INSTRUCTIONS TO FOLLOW – Search the records below for the word "мероприятия". Pull out each line that has it.

ENTRIES PROVIDED –
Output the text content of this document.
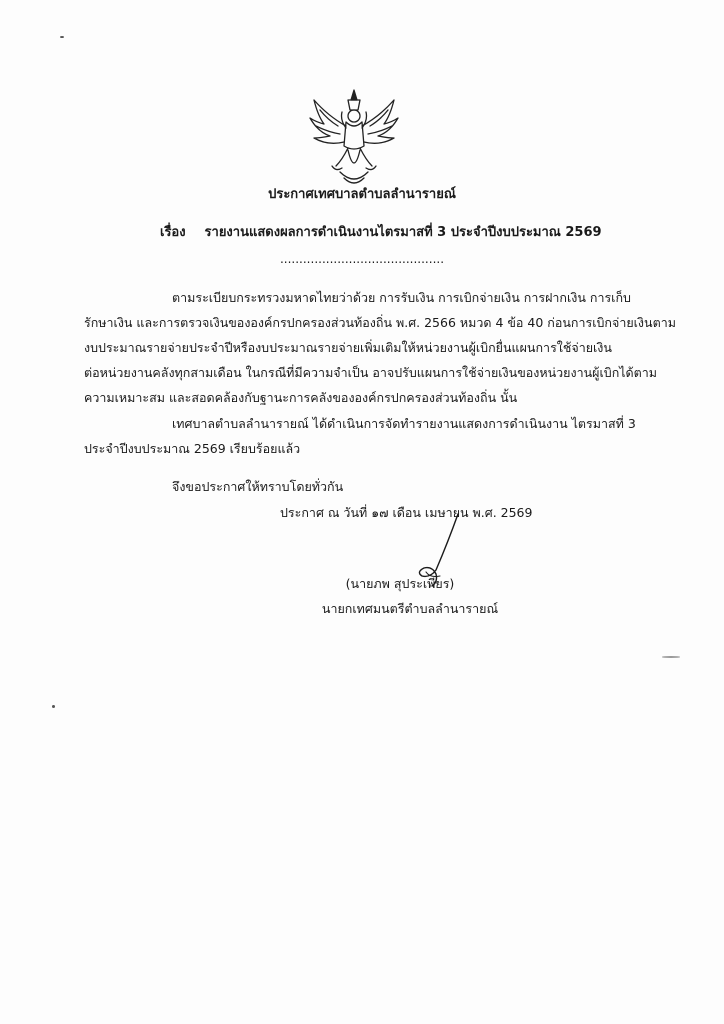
ประกาศเทศบาลตำบลลำนารายณ์
เรื่อง รายงานแสดงผลการดำเนินงานไตรมาสที่ 3 ประจำปีงบประมาณ 2569
...........................................
ตามระเบียบกระทรวงมหาดไทยว่าด้วย การรับเงิน การเบิกจ่ายเงิน การฝากเงิน การเก็บ
รักษาเงิน และการตรวจเงินขององค์กรปกครองส่วนท้องถิ่น พ.ศ. 2566 หมวด 4 ข้อ 40 ก่อนการเบิกจ่ายเงินตาม
งบประมาณรายจ่ายประจำปีหรืองบประมาณรายจ่ายเพิ่มเติมให้หน่วยงานผู้เบิกยื่นแผนการใช้จ่ายเงิน
ต่อหน่วยงานคลังทุกสามเดือน ในกรณีที่มีความจำเป็น อาจปรับแผนการใช้จ่ายเงินของหน่วยงานผู้เบิกได้ตาม
ความเหมาะสม และสอดคล้องกับฐานะการคลังขององค์กรปกครองส่วนท้องถิ่น นั้น
เทศบาลตำบลลำนารายณ์ ได้ดำเนินการจัดทำรายงานแสดงการดำเนินงาน ไตรมาสที่ 3
ประจำปีงบประมาณ 2569 เรียบร้อยแล้ว
จึงขอประกาศให้ทราบโดยทั่วกัน
ประกาศ ณ วันที่ ๑๗ เดือน เมษายน พ.ศ. 2569
(นายภพ สุประเพียร)
นายกเทศมนตรีตำบลลำนารายณ์
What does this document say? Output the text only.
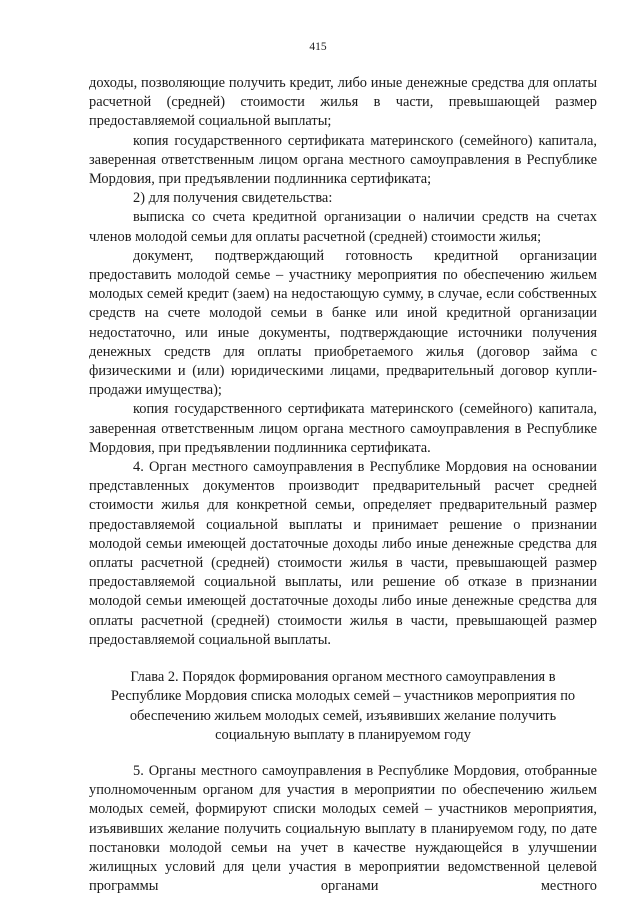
415

доходы, позволяющие получить кредит, либо иные денежные средства для оплаты расчетной (средней) стоимости жилья в части, превышающей размер предоставляемой социальной выплаты;

копия государственного сертификата материнского (семейного) капитала, заверенная ответственным лицом органа местного самоуправления в Республике Мордовия, при предъявлении подлинника сертификата;

2) для получения свидетельства:

выписка со счета кредитной организации о наличии средств на счетах членов молодой семьи для оплаты расчетной (средней) стоимости жилья;

документ, подтверждающий готовность кредитной организации предоставить молодой семье – участнику мероприятия по обеспечению жильем молодых семей кредит (заем) на недостающую сумму, в случае, если собственных средств на счете молодой семьи в банке или иной кредитной организации недостаточно, или иные документы, подтверждающие источники получения денежных средств для оплаты приобретаемого жилья (договор займа с физическими и (или) юридическими лицами, предварительный договор купли-продажи имущества);

копия государственного сертификата материнского (семейного) капитала, заверенная ответственным лицом органа местного самоуправления в Республике Мордовия, при предъявлении подлинника сертификата.

4. Орган местного самоуправления в Республике Мордовия на основании представленных документов производит предварительный расчет средней стоимости жилья для конкретной семьи, определяет предварительный размер предоставляемой социальной выплаты и принимает решение о признании молодой семьи имеющей достаточные доходы либо иные денежные средства для оплаты расчетной (средней) стоимости жилья в части, превышающей размер предоставляемой социальной выплаты, или решение об отказе в признании молодой семьи имеющей достаточные доходы либо иные денежные средства для оплаты расчетной (средней) стоимости жилья в части, превышающей размер предоставляемой социальной выплаты.

Глава 2. Порядок формирования органом местного самоуправления в

Республике Мордовия списка молодых семей – участников мероприятия по

обеспечению жильем молодых семей, изъявивших желание получить

социальную выплату в планируемом году

5. Органы местного самоуправления в Республике Мордовия, отобранные уполномоченным органом для участия в мероприятии по обеспечению жильем молодых семей, формируют списки молодых семей – участников мероприятия, изъявивших желание получить социальную выплату в планируемом году, по дате постановки молодой семьи на учет в качестве нуждающейся в улучшении жилищных условий для цели участия в мероприятии ведомственной целевой программы органами местного
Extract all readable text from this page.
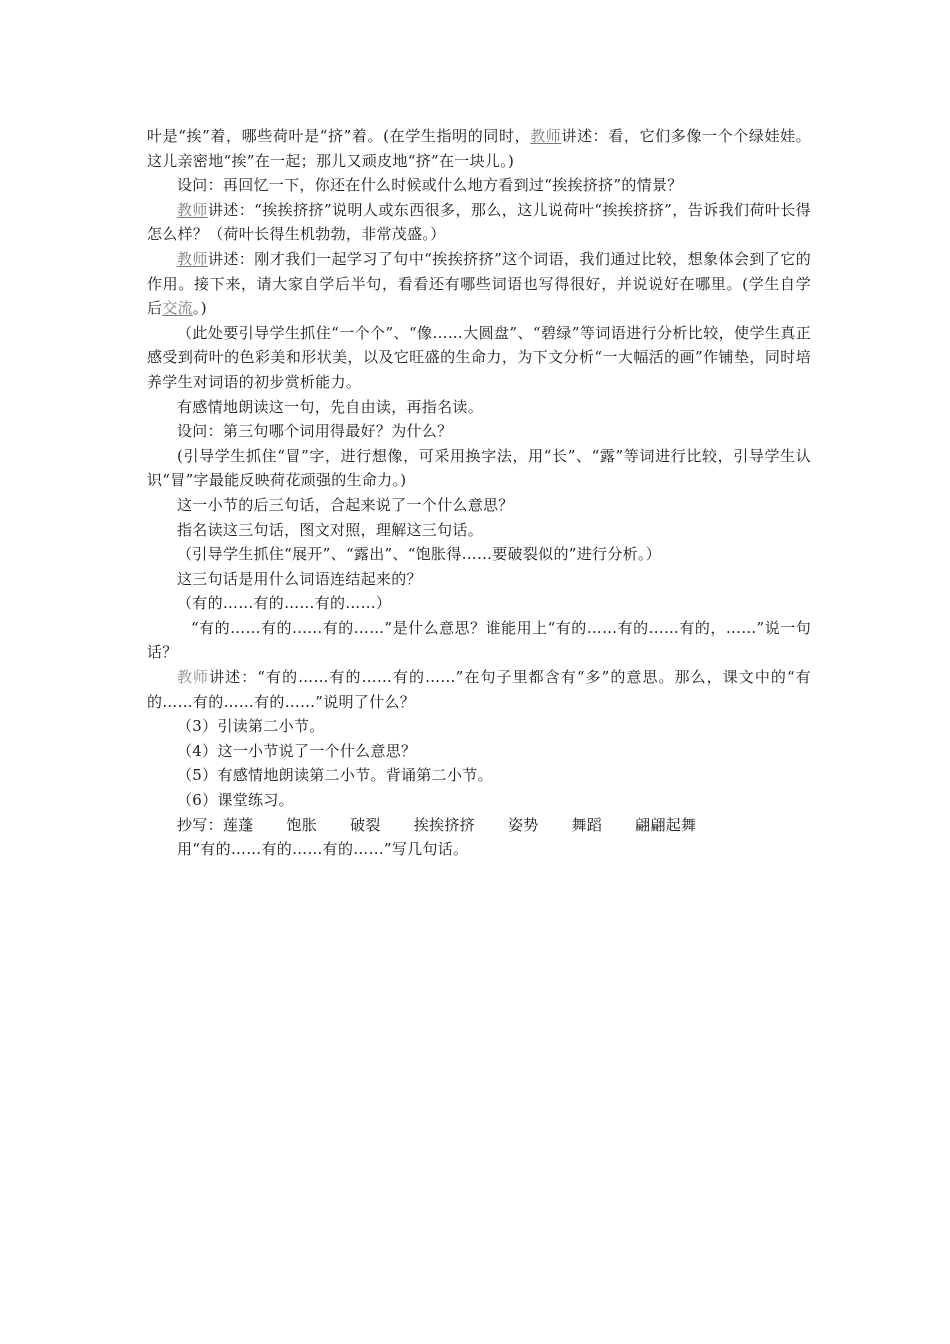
叶是“挨”着，哪些荷叶是“挤”着。(在学生指明的同时，教师讲述：看，它们多像一个个绿娃娃。这儿亲密地“挨”在一起；那儿又顽皮地“挤”在一块儿。)

设问：再回忆一下，你还在什么时候或什么地方看到过“挨挨挤挤”的情景？

教师讲述：“挨挨挤挤”说明人或东西很多，那么，这儿说荷叶“挨挨挤挤”，告诉我们荷叶长得怎么样？（荷叶长得生机勃勃，非常茂盛。）

教师讲述：刚才我们一起学习了句中“挨挨挤挤”这个词语，我们通过比较，想象体会到了它的作用。接下来，请大家自学后半句，看看还有哪些词语也写得很好，并说说好在哪里。(学生自学后交流。)

（此处要引导学生抓住“一个个”、“像……大圆盘”、“碧绿”等词语进行分析比较，使学生真正感受到荷叶的色彩美和形状美，以及它旺盛的生命力，为下文分析“一大幅活的画”作铺垫，同时培养学生对词语的初步赏析能力。

有感情地朗读这一句，先自由读，再指名读。

设问：第三句哪个词用得最好？为什么？

(引导学生抓住“冒”字，进行想像，可采用换字法，用“长”、“露”等词进行比较，引导学生认识“冒”字最能反映荷花顽强的生命力。)

这一小节的后三句话，合起来说了一个什么意思？

指名读这三句话，图文对照，理解这三句话。

（引导学生抓住“展开”、“露出”、“饱胀得……要破裂似的”进行分析。）

这三句话是用什么词语连结起来的？

（有的……有的……有的……）

“有的……有的……有的……”是什么意思？谁能用上“有的……有的……有的，……”说一句话？

教师讲述：“有的……有的……有的……”在句子里都含有“多”的意思。那么，课文中的“有的……有的……有的……”说明了什么？

（3）引读第二小节。

（4）这一小节说了一个什么意思？

（5）有感情地朗读第二小节。背诵第二小节。

（6）课堂练习。

抄写： 莲蓬 饱胀 破裂 挨挨挤挤 姿势 舞蹈 翩翩起舞

用“有的……有的……有的……”写几句话。
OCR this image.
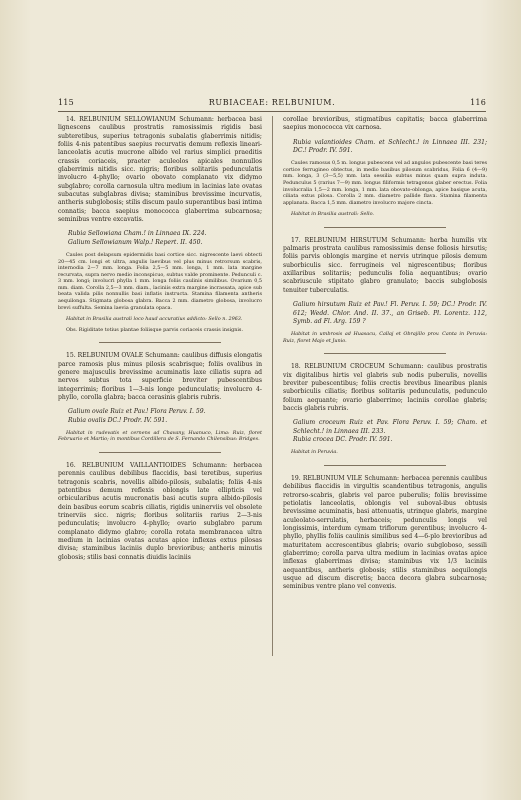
115	RUBIACEAE: RELBUNIUM.	116

14. RELBUNIUM SELLOWIANUM Schumann: herbacea basi lignescens caulibus prostratis ramosissimis rigidis basi subteretibus, superius tetragonis subalatis glaberrimis nitidis; foliis 4-nis patentibus saepius recurvatis demum reflexis lineari-lanceolatis acutis mucrone albido vel rarius simplici praeditis crassis coriaceis, praeter aculeolos apicales nonnullos glaberrimis nitidis sicc. nigris; floribus solitariis pedunculatis involucro 4-phyllo; ovario obovato complanato vix didymo subglabro; corolla carnosula ultra medium in lacinias late ovatas subacutas subglabras divisa; staminibus brevissime incurvatis, antheris subglobosis; stilis discum paulo superantibus basi intima connatis; bacca saepius monococca glaberrima subcarnosa; seminibus ventre excavatis.

Rubia Sellowiana Cham.! in Linnaea IX. 224.
Galium Sellowianum Walp.! Repert. II. 450.
Caules post delapsum epidermidis basi cortice sicc. nigrescente laevi obtecti 20—45 cm. longi et ultra, angulis laevibus vel plus minus retrorsum scabris, internodia 2—7 mm. longa. Folia 2,5—5 mm. longa, 1 mm. lata margine recurvata, supra nervo medio inconspicuo, subtus valde prominente. Pedunculi c. 3 mm. longi; involucri phylla 1 mm. longa foliis caulinis similibus. Ovarium 0,5 mm. diam. Corolla 2,5—3 mm. diam., laciniis extra margine incrassata, apice sub beata valida pilis nonnullis basi inflatis instructa. Stamina filamenta antheris aequilonga. Stigmata globosa glabra. Bacca 2 mm. diametro globosa, involucro brevi suffulta. Semina laevia granulata opaca.
Habitat in Brasilia australi loco haud accuratius addicto: Sello n. 2963.
Obs. Rigiditate totius plantae foliisque parvis coriaceis crassis insignis.

15. RELBUNIUM OVALE Schumann: caulibus diffusis elongatis parce ramosis plus minus pilosis scabrisque; foliis ovalibus in genere majusculis brevissime acuminatis laxe ciliatis supra ad nervos subtus tota superficie breviter pubescentibus integerrimis; floribus 1—3-nis longe pedunculatis; involucro 4-phyllo, corolla glabra; bacca cerasinis glabris rubris.

Galium ovale Ruiz et Pav.! Flora Peruv. I. 59.
Rubia ovalis DC.! Prodr. IV. 591.
Habitat in rudevatis et cernens ad Chavany, Huanuco, Lima: Ruiz, floret Februario et Martio; in montibus Cordillera de S. Fernando Chilensibus: Bridges.

16. RELBUNIUM VAILLANTIOIDES Schumann: herbacea perennis caulibus debilibus flaccidis, basi teretibus, superius tetragonis scabris, novellis albido-pilosis, subalatis; foliis 4-nis patentibus demum reflexis oblongis late ellipticis vel orbicularibus acutis mucronatis basi acutis supra albido-pilosis dein basibus eorum scabris ciliatis, rigidis uninerviis vel obsolete trinerviis sicc. nigris; floribus solitariis rarius 2—3-nis pedunculatis; involucro 4-phyllo; ovario subglabro parum complanato didymo glabro; corolla rotata membranacea ultra medium in lacinias ovatas acutas apice inflexas extus pilosas divisa; staminibus laciniis duplo brevioribus; antheris minutis globosis; stilis basi connatis diuidis laciniis

corollae brevioribus, stigmatibus capitatis; bacca glaberrima saepius monococca vix carnosa.

Rubia valantioides Cham. et Schlecht.! in Linnaea III. 231; DC.! Prodr. IV. 591.
Caules ramosus 0,5 m. longus pubescens vel ad angulos pubescente basi teres cortice ferrugineo obtectus, in medio basibus pilosum scabridus, Folia 6 (4—9) mm. longa, 3 (3—5,5) mm. lata sessilia subtus minus quam supra induta. Pedunculus 5 (rarius 7—9) mm. longus filiformis tetragonus glaber erectus. Folia involucralia 1,5—2 mm. longa, 1 mm. lata obovato-oblonga, apice basique acuta, ciliata extus pilosa. Corolla 2 mm. diametro pallide flava. Stamina filamenta applanata. Bacca 1,5 mm. diametro involucro majore cincta.
Habitat in Brasilia australi: Sello.

17. RELBUNIUM HIRSUTUM Schumann: herba humilis vix palmaris prostrata caulibus ramosissimis dense foliosis hirsutis; foliis parvis oblongis margine et nervis utrinque pilosis demum suborbiculis sicc. ferrugineis vel nigrescentibus; floribus axillaribus solitariis; pedunculis folia aequantibus; ovario scabriuscule stipitato glabro granulato; baccis subglobosis tenuiter tuberculatis.

Galium hirsutum Ruiz et Pav.! Fl. Peruv. I. 59; DC.! Prodr. IV. 612; Wedd. Chlor. And. II. 37., an Griseb. Pl. Lorentz. 112, Symb. ad Fl. Arg. 159 ?
Habitat in umbrosis ad Huasacu, Callaj et Obrajillo prov. Canta in Peruvia: Ruiz, floret Majo et Junio.

18. RELBUNIUM CROCEUM Schumann: caulibus prostratis vix digitalibus hirtis vel glabris sub nodis puberulis, novellis breviter pubescentibus; foliis crectis brevibus linearibus planis suborbiculis ciliatis; floribus solitariis pedunculatis, pedunculo folium aequante; ovario glaberrimo; laciniis corollae glabris; baccis glabris rubris.

Galium croceum Ruiz et Pav. Flora Peruv. I. 59; Cham. et Schlecht.! in Linnaea III. 233.
Rubia crocea DC. Prodr. IV. 591.
Habitat in Peruvia.

19. RELBUNIUM VILE Schumann: herbacea perennis caulibus debilibus flaccidis in virgultis scandentibus tetragonis, angulis retrorso-scabris, glabris vel parce puberulis; foliis brevissime petiolatis lanceolatis, oblongis vel suboval-ibus obtusis brevissime acuminatis, basi attenuatis, utrinque glabris, margine aculeolato-serrulatis, herbaceis; pedunculis longis vel longissimis, interdum cymam triflorum gerentibus; involucro 4-phyllo, phyllis foliis caulinis similibus sed 4—6-plo brevioribus ad maturitatem accrescentibus glabris; ovario subgloboso, sessili glaberrimo; corolla parva ultra medium in lacinias ovatas apice inflexas glaberrimas divisa; staminibus vix 1/3 laciniis aequantibus, antheris globosis; stilis staminibus aequilongis usque ad discum discretis; bacca decora glabra subcarnosa; seminibus ventre plano vel convexis.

RESULT OF THE TASK –
документ, подтверждающий готовность кредитной организации предоставить молодой семье – участнику мероприятия по обеспечению жильем молодых семей кредит (заем) на недостающую сумму, в случае, если собственных средств на счете молодой семьи в банке или иной кредитной организации недостаточно, или иные документы, подтверждающие источники получения денежных средств для оплаты приобретаемого жилья (договор займа с физическими и (или) юридическими лицами, предварительный договор купли-продажи имущества);
Республике Мордовия списка молодых семей – участников мероприятия по
5. Органы местного самоуправления в Республике Мордовия, отобранные уполномоченным органом для участия в мероприятии по обеспечению жильем молодых семей, формируют списки молодых семей – участников мероприятия, изъявивших желание получить социальную выплату в планируемом году, по дате постановки молодой семьи на учет в качестве нуждающейся в улучшении жилищных условий для цели участия в мероприятии ведомственной целевой программы органами местного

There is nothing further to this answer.